Passage to read.
If you’ve seen a late-night commercial advertising gold-clad coins at a discounted price, you might be wondering, what is gold clad? They say fancy stuff like 18K fine Gold clad coins. The coins look just like gold, shiny and beautiful. But are gold-clad coins worth anything?
In the next few minutes, you will learn everything to do with gold-clad metals, how they make them, how to identify them, and their real value.
Let’s get started.
What Is Gold-Clad?
Gold clad is a fancy word for gold plated. It is an extremely thin layer of gold plated over a metal like copper, brass, silver, etc.
Facts About Gold
- A mass of pure gold has a metallic yellow color. But when you break it down or mix it with another metal, the color varies.
- Gold is soft and easy to stretch. You can beat pure gold into a thin sheet that’s 400 times thinner than your single hair.
- Pure gold doesn’t discolor or tarnish. It doesn’t react with single elements like oxygen or nitrogen.
- People decorate and eat food with edible gold leaf for glamour.
- To create jewelry or coins with gold, we mix it with a stronger metal like silver. This mixture is an alloy.
Most gold in the market is an alloy of gold and some other metal. It is marketed as solid gold.
As such, the standard way to measure gold is by referring to the alloy’s purity. That is, measuring the amount of gold in the alloy. Gold’s purity is measured in karats.
Gold is measured in troy ounces. But the purity is measured in Karats.
The karat measuring system divides the metal’s weight into 24 parts. The purest gold is 24K, while the lowest gold is 9K (though anything below 10K is considered non-commercial in the US).

Stored items from a collection:
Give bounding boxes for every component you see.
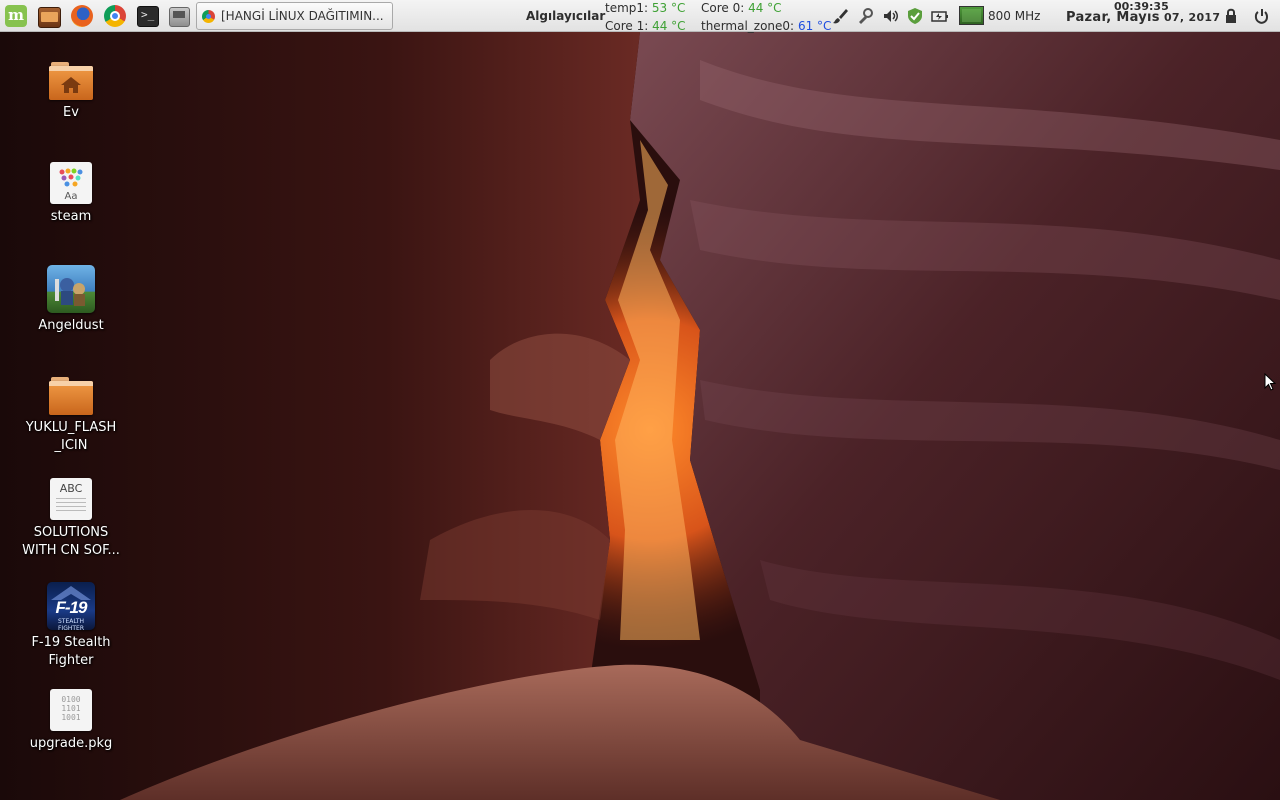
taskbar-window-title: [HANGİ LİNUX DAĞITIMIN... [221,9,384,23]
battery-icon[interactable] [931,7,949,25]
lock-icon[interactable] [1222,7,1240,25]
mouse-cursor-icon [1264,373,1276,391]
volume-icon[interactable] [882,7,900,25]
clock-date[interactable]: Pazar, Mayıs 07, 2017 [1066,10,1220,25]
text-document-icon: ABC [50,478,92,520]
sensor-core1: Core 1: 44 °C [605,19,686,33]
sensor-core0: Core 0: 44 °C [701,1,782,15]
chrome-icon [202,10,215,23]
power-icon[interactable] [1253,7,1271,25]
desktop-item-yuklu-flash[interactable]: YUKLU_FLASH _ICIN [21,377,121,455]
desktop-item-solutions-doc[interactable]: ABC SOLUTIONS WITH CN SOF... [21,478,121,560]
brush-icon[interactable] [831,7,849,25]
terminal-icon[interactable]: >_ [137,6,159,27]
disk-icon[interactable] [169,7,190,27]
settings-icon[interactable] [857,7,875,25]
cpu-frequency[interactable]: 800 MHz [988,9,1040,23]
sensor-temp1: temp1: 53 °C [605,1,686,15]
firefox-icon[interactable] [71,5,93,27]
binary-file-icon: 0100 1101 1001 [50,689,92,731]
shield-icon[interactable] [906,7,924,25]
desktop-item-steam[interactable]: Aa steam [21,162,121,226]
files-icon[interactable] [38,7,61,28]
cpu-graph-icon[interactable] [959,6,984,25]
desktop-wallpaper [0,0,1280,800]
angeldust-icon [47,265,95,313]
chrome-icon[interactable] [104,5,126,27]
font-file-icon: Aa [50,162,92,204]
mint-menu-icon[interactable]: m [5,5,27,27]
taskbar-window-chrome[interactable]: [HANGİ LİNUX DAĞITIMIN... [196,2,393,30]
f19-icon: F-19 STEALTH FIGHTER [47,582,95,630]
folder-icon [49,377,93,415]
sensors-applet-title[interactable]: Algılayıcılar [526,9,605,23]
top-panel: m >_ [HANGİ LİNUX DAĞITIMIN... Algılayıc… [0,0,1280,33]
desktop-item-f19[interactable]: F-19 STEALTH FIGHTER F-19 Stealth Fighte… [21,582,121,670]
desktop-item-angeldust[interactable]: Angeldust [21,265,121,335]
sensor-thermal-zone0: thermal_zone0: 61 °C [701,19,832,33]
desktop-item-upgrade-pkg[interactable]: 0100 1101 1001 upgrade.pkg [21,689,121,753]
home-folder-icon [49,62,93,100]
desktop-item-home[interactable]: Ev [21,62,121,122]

The exercise.
Write out the passage on gold-clad coins from "Gold clad is" up to and including "as solid gold.". The records have no connection to the text about gold-clad coins.

Response for this exercise.
Gold clad is a fancy word for gold plated. It is an extremely thin layer of gold plated over a metal like copper, brass, silver, etc.
Facts About Gold
- A mass of pure gold has a metallic yellow color. But when you break it down or mix it with another metal, the color varies.
- Gold is soft and easy to stretch. You can beat pure gold into a thin sheet that’s 400 times thinner than your single hair.
- Pure gold doesn’t discolor or tarnish. It doesn’t react with single elements like oxygen or nitrogen.
- People decorate and eat food with edible gold leaf for glamour.
- To create jewelry or coins with gold, we mix it with a stronger metal like silver. This mixture is an alloy.
Most gold in the market is an alloy of gold and some other metal. It is marketed as solid gold.